> [EXERCISE]:
Gather every line below where "Plug" appears.

> [MATERIAL PROVIDED]:
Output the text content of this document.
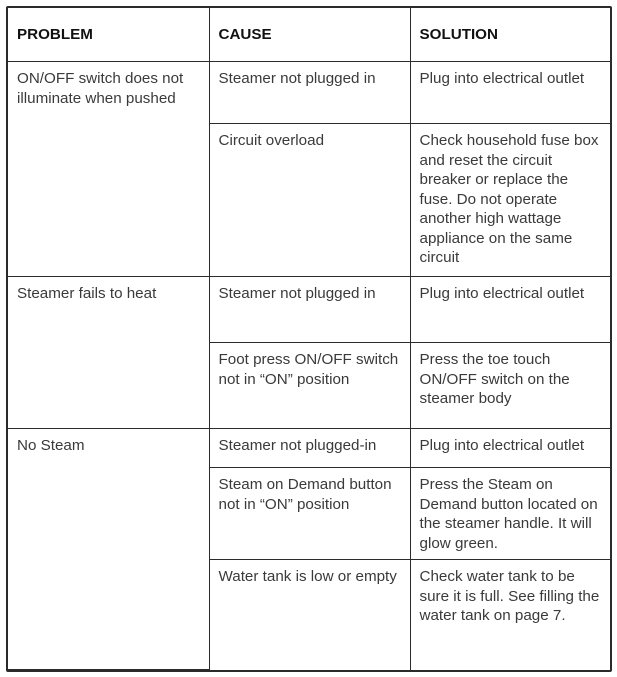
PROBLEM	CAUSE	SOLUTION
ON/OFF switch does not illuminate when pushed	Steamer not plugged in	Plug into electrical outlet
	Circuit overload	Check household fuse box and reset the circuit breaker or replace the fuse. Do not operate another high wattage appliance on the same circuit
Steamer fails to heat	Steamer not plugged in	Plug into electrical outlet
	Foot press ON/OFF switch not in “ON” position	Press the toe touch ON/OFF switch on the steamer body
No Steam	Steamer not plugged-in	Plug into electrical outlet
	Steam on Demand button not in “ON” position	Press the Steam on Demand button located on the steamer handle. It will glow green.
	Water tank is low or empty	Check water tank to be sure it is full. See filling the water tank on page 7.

...

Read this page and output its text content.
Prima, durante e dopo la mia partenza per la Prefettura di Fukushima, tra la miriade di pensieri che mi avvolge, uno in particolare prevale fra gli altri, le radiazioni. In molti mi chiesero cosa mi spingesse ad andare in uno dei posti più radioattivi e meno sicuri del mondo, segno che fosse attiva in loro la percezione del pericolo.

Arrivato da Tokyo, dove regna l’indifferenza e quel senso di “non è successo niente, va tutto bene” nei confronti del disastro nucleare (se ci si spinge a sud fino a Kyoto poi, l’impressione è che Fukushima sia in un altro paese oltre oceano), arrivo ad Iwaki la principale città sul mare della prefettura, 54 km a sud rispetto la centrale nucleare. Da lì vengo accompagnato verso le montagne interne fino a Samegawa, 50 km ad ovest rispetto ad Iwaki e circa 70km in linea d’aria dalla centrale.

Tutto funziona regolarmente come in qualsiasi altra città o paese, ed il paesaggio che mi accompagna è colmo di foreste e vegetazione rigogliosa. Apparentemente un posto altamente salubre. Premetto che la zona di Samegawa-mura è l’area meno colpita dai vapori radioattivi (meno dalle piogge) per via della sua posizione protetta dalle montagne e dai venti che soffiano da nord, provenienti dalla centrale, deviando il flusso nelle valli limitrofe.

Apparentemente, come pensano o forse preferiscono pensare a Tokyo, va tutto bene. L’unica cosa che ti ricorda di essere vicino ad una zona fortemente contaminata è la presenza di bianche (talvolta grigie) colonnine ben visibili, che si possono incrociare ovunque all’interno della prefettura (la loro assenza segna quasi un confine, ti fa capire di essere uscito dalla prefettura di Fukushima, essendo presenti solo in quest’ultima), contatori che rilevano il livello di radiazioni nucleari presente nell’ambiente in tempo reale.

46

* * *

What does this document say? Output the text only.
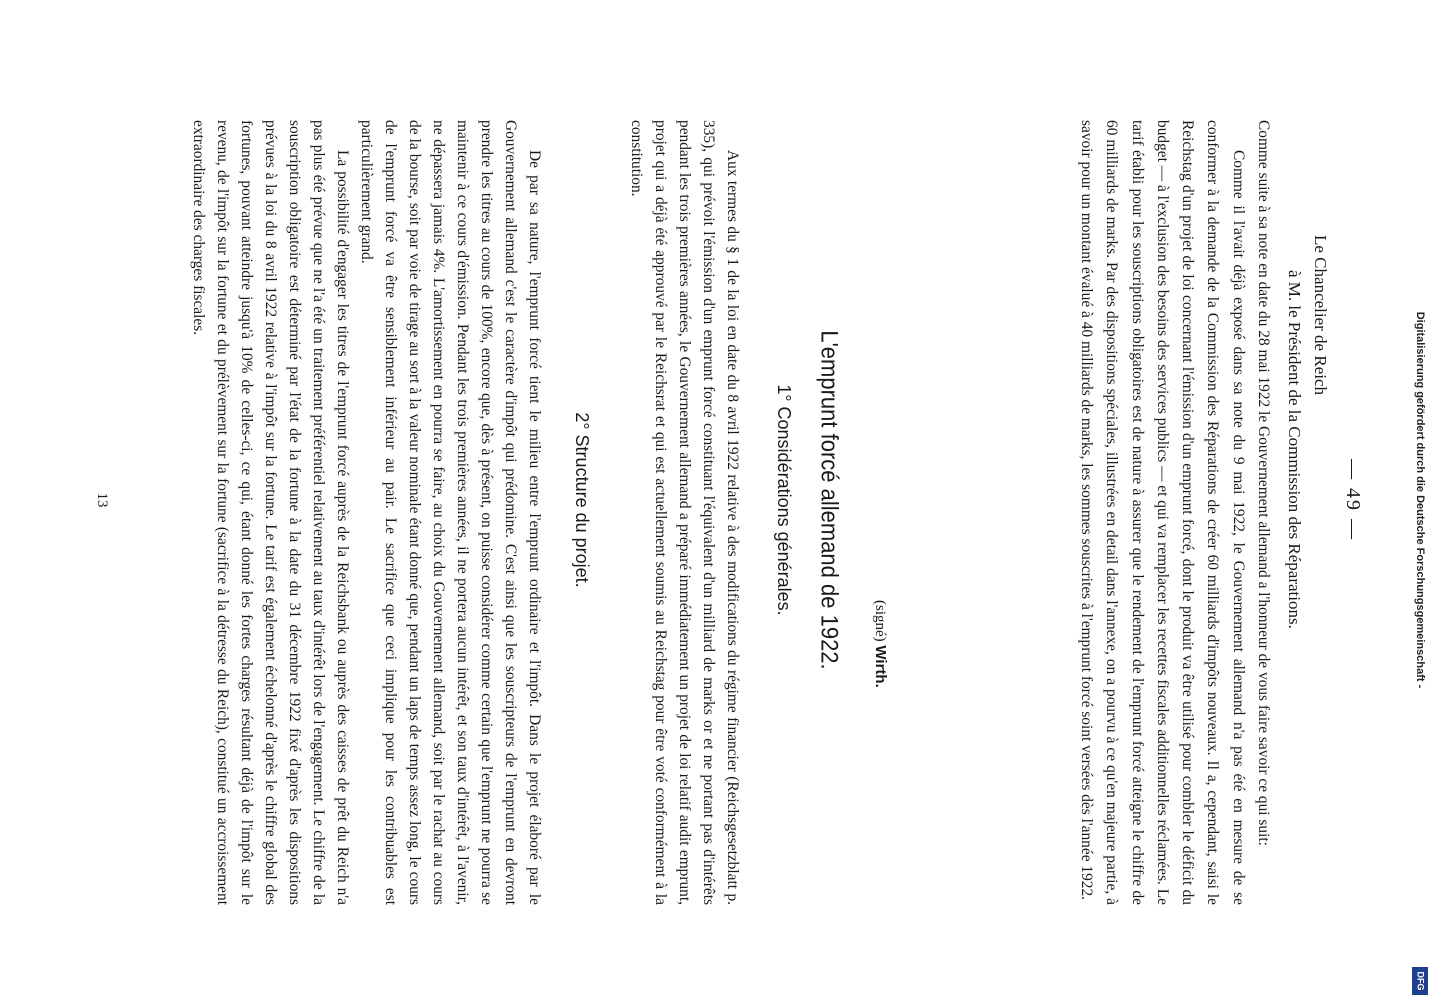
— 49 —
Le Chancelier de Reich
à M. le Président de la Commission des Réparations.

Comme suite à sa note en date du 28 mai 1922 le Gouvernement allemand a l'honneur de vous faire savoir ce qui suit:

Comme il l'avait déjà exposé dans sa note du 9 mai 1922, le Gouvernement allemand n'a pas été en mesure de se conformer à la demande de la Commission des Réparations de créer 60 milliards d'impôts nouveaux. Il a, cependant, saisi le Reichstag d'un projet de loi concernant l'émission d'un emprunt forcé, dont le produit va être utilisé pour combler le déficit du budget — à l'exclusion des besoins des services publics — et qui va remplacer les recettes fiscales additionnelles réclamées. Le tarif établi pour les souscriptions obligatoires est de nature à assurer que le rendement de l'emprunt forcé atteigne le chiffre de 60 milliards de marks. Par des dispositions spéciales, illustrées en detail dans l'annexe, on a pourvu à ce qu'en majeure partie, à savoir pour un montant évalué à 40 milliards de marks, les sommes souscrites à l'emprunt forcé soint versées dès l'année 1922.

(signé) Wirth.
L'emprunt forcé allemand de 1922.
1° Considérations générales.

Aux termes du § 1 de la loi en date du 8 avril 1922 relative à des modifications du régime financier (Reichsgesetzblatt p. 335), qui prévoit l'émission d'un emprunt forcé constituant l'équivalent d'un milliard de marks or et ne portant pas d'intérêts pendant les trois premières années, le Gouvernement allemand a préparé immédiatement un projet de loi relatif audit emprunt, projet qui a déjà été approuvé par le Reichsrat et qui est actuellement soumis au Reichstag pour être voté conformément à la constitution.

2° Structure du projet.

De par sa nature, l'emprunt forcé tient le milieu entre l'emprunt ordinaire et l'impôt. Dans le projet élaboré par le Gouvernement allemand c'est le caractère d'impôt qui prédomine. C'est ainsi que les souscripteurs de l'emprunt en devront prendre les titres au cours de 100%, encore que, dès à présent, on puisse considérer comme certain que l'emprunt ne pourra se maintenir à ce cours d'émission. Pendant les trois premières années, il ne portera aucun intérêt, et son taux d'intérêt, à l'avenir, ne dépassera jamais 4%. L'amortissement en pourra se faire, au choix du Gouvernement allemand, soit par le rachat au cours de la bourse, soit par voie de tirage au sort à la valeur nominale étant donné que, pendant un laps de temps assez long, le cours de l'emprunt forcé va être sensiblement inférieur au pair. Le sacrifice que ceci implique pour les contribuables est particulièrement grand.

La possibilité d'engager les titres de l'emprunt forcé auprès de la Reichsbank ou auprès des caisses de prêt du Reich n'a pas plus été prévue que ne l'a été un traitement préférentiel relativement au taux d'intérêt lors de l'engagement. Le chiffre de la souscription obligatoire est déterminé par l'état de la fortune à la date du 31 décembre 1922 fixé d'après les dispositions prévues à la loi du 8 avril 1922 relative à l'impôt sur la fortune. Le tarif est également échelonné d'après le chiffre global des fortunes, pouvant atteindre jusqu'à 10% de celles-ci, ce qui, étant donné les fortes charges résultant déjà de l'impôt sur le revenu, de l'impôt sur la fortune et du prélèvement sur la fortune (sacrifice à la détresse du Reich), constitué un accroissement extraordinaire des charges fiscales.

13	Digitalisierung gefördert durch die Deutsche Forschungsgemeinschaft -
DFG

> [SOLUTION TO THIS PROBLEM]:
ON/OFF switch does not illuminate when pushed	Steamer not plugged in	Plug into electrical outlet
Steamer fails to heat	Steamer not plugged in	Plug into electrical outlet
No Steam	Steamer not plugged-in	Plug into electrical outlet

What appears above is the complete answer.